◆ **Work to complete**
Compute how many lines in the entries below contain "западном", and output nothing but the number.

[Stored records]
--- Start ---

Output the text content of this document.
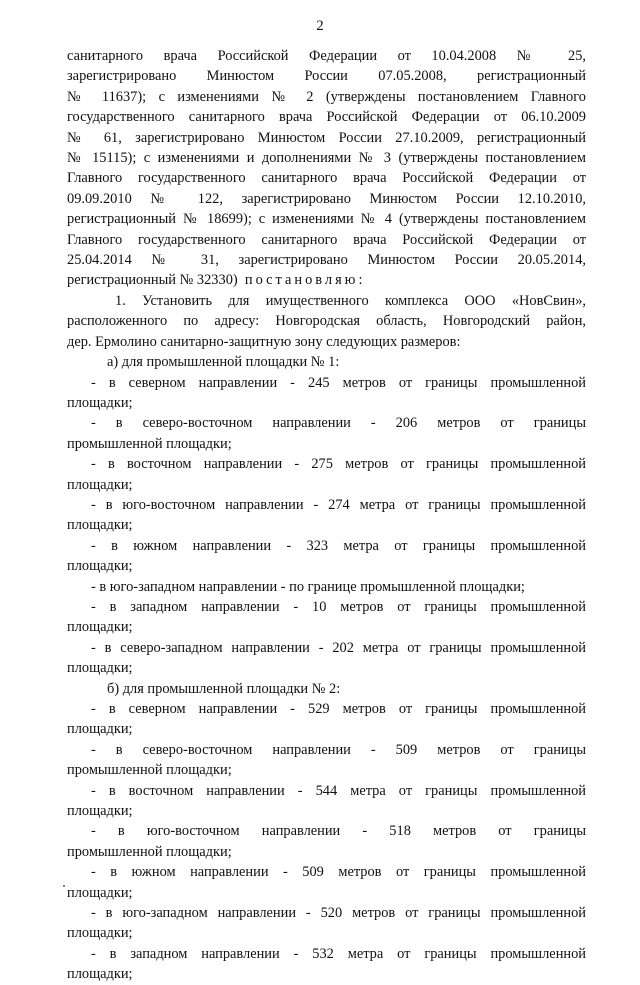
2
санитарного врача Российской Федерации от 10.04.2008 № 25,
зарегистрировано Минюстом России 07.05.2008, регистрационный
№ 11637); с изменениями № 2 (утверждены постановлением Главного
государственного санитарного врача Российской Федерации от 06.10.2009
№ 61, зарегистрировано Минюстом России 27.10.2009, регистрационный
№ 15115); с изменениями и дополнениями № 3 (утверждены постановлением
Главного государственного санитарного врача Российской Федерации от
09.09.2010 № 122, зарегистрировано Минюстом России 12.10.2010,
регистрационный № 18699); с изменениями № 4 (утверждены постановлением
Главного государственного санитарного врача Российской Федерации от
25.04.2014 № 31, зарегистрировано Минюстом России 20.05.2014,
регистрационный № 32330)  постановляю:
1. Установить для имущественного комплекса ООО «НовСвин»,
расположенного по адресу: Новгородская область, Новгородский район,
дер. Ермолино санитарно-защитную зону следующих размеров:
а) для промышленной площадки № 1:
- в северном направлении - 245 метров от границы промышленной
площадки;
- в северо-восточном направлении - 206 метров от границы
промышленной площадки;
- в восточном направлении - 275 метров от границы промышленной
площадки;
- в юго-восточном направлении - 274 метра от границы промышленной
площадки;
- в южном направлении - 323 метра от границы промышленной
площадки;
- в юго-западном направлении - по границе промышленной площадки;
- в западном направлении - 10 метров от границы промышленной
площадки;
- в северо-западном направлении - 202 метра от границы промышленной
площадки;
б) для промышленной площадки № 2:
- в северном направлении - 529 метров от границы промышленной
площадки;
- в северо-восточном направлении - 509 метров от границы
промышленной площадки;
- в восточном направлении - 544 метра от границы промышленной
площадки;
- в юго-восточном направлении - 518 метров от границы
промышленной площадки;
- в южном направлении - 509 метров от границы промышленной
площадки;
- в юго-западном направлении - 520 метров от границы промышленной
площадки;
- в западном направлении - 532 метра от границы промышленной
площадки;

--- End ---

◆ **Expected answer**
5